_PROVIDED RECORDS_.
>>>>>
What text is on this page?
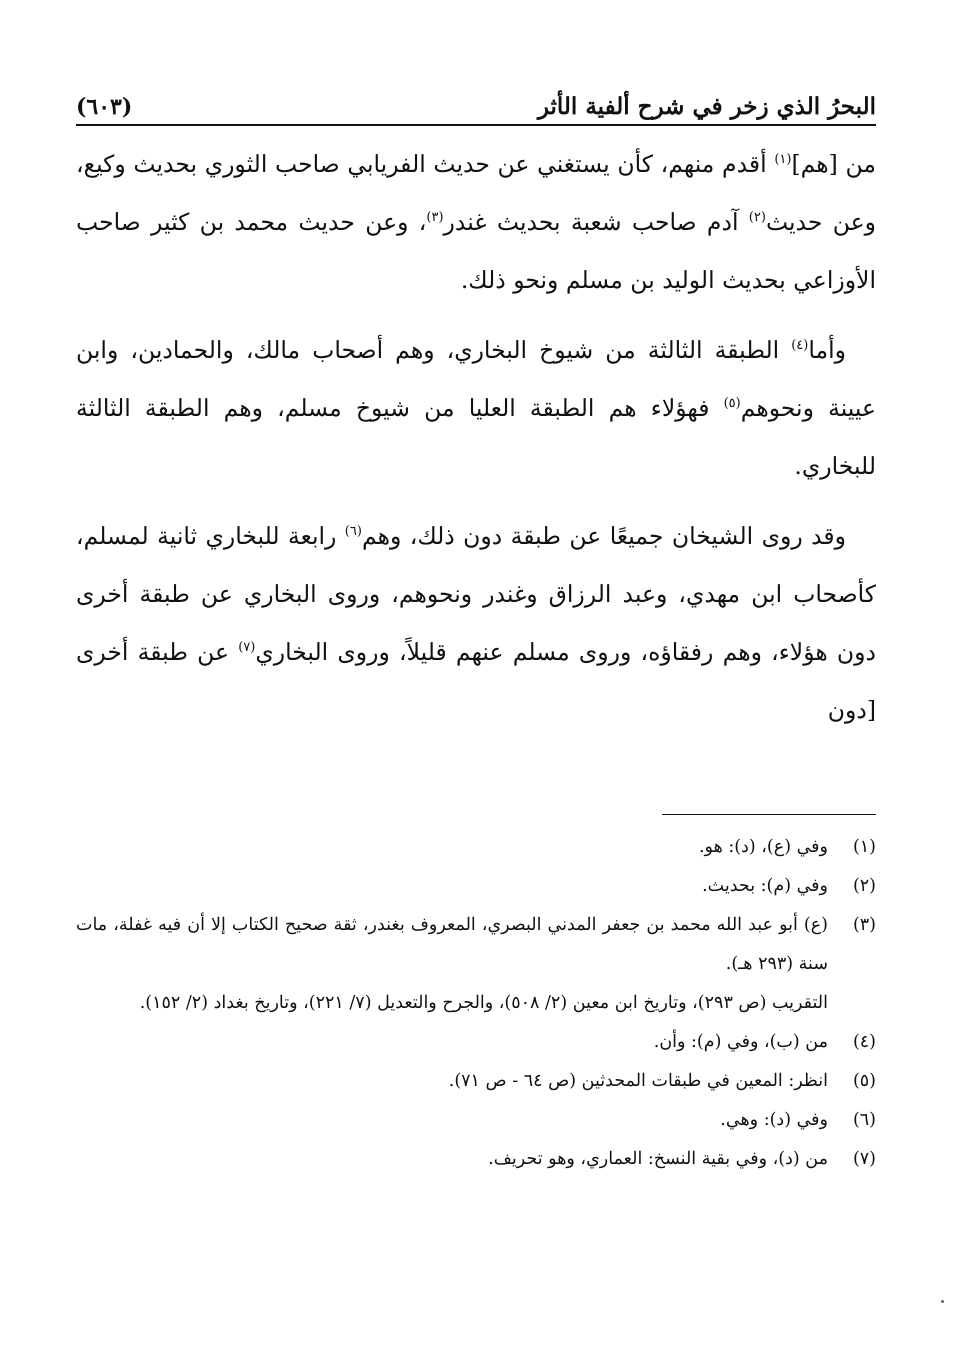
البحرُ الذي زخر في شرح ألفية الأثر
(٦٠٣)

من [هم]$^{(١)}$ أقدم منهم، كأن يستغني عن حديث الفريابي صاحب الثوري بحديث وكيع، وعن حديث$^{(٢)}$ آدم صاحب شعبة بحديث غندر$^{(٣)}$، وعن حديث محمد بن كثير صاحب الأوزاعي بحديث الوليد بن مسلم ونحو ذلك.

وأما$^{(٤)}$ الطبقة الثالثة من شيوخ البخاري، وهم أصحاب مالك، والحمادين، وابن عيينة ونحوهم$^{(٥)}$ فهؤلاء هم الطبقة العليا من شيوخ مسلم، وهم الطبقة الثالثة للبخاري.

وقد روى الشيخان جميعًا عن طبقة دون ذلك، وهم$^{(٦)}$ رابعة للبخاري ثانية لمسلم، كأصحاب ابن مهدي، وعبد الرزاق وغندر ونحوهم، وروى البخاري عن طبقة أخرى دون هؤلاء، وهم رفقاؤه، وروى مسلم عنهم قليلاً، وروى البخاري$^{(٧)}$ عن طبقة أخرى [دون

(١)
وفي (ع)، (د): هو.
(٢)
وفي (م): بحديث.
(٣)

(ع) أبو عبد الله محمد بن جعفر المدني البصري، المعروف بغندر، ثقة صحيح الكتاب إلا أن فيه غفلة، مات سنة (٢٩٣ هـ).

التقريب (ص ٢٩٣)، وتاريخ ابن معين (٢/ ٥٠٨)، والجرح والتعديل (٧/ ٢٢١)، وتاريخ بغداد (٢/ ١٥٢).

(٤)
من (ب)، وفي (م): وأن.
(٥)
انظر: المعين في طبقات المحدثين (ص ٦٤ - ص ٧١).
(٦)
وفي (د): وهي.
(٧)
من (د)، وفي بقية النسخ: العماري، وهو تحريف.
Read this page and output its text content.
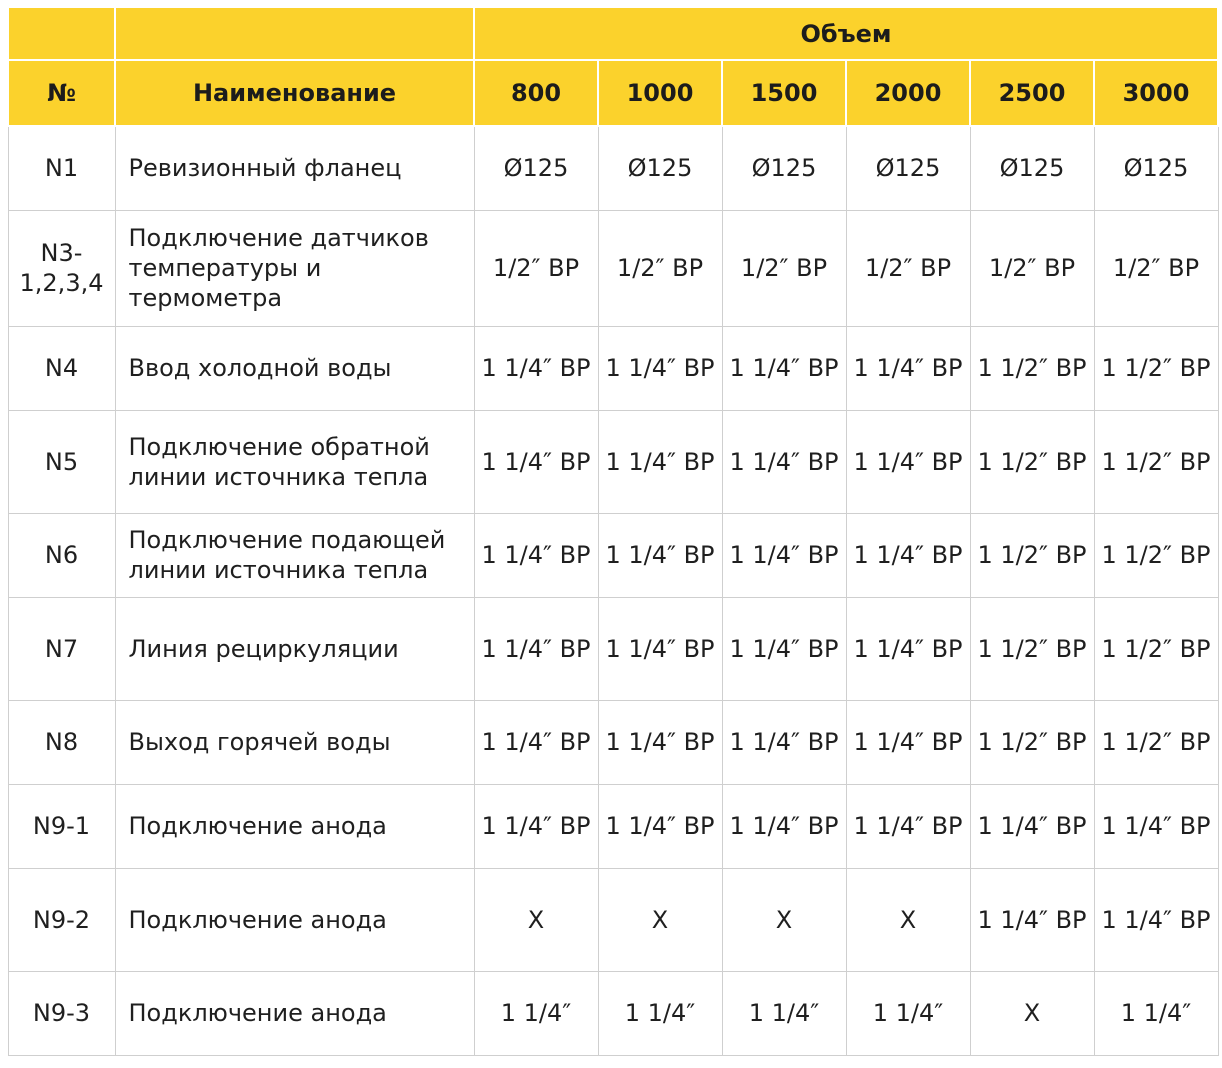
		Объем					
№	Наименование	800	1000	1500	2000	2500	3000
N1	Ревизионный фланец	Ø125	Ø125	Ø125	Ø125	Ø125	Ø125
N3-1,2,3,4	Подключение датчиков температуры и термометра	1/2″ ВР	1/2″ ВР	1/2″ ВР	1/2″ ВР	1/2″ ВР	1/2″ ВР
N4	Ввод холодной воды	1 1/4″ ВР	1 1/4″ ВР	1 1/4″ ВР	1 1/4″ ВР	1 1/2″ ВР	1 1/2″ ВР
N5	Подключение обратной линии источника тепла	1 1/4″ ВР	1 1/4″ ВР	1 1/4″ ВР	1 1/4″ ВР	1 1/2″ ВР	1 1/2″ ВР
N6	Подключение подающей линии источника тепла	1 1/4″ ВР	1 1/4″ ВР	1 1/4″ ВР	1 1/4″ ВР	1 1/2″ ВР	1 1/2″ ВР
N7	Линия рециркуляции	1 1/4″ ВР	1 1/4″ ВР	1 1/4″ ВР	1 1/4″ ВР	1 1/2″ ВР	1 1/2″ ВР
N8	Выход горячей воды	1 1/4″ ВР	1 1/4″ ВР	1 1/4″ ВР	1 1/4″ ВР	1 1/2″ ВР	1 1/2″ ВР
N9-1	Подключение анода	1 1/4″ ВР	1 1/4″ ВР	1 1/4″ ВР	1 1/4″ ВР	1 1/4″ ВР	1 1/4″ ВР
N9-2	Подключение анода	X	X	X	X	1 1/4″ ВР	1 1/4″ ВР
N9-3	Подключение анода	1 1/4″	1 1/4″	1 1/4″	1 1/4″	X	1 1/4″
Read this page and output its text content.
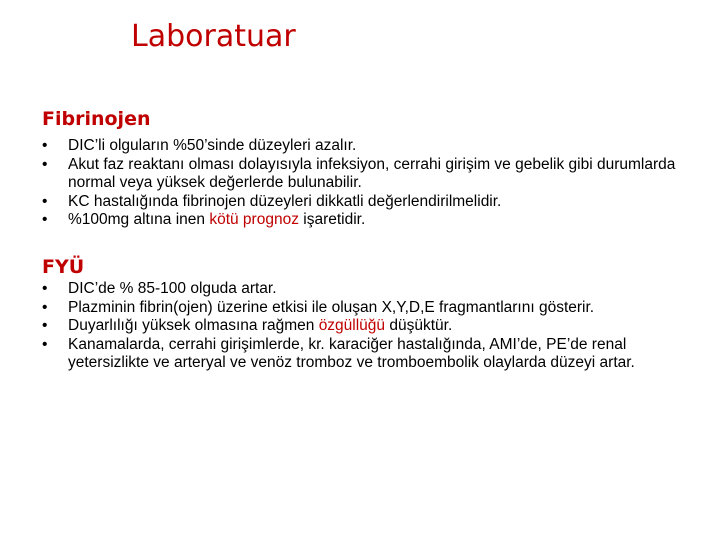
Laboratuar
Fibrinojen
•	DIC’li olguların %50’sinde düzeyleri azalır.
•	Akut faz reaktanı olması dolayısıyla infeksiyon, cerrahi girişim ve gebelik gibi durumlarda normal veya yüksek değerlerde bulunabilir.
•	KC hastalığında fibrinojen düzeyleri dikkatli değerlendirilmelidir.
•	%100mg altına inen kötü prognoz işaretidir.
FYÜ
•	DIC’de % 85-100 olguda artar.
•	Plazminin fibrin(ojen) üzerine etkisi ile oluşan X,Y,D,E fragmantlarını gösterir.
•	Duyarlılığı yüksek olmasına rağmen özgüllüğü düşüktür.
•	Kanamalarda, cerrahi girişimlerde, kr. karaciğer hastalığında, AMI’de, PE’de renal yetersizlikte ve arteryal ve venöz tromboz ve tromboembolik olaylarda düzeyi artar.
<<<<<
_EXERCISE TASK_. Gather from the entries above all lines that include the string "источника".

_CORRECT ANSWER_.
N5	Подключение обратной линии источника тепла	1 1/4″ ВР	1 1/4″ ВР	1 1/4″ ВР	1 1/4″ ВР	1 1/2″ ВР	1 1/2″ ВР
N6	Подключение подающей линии источника тепла	1 1/4″ ВР	1 1/4″ ВР	1 1/4″ ВР	1 1/4″ ВР	1 1/2″ ВР	1 1/2″ ВР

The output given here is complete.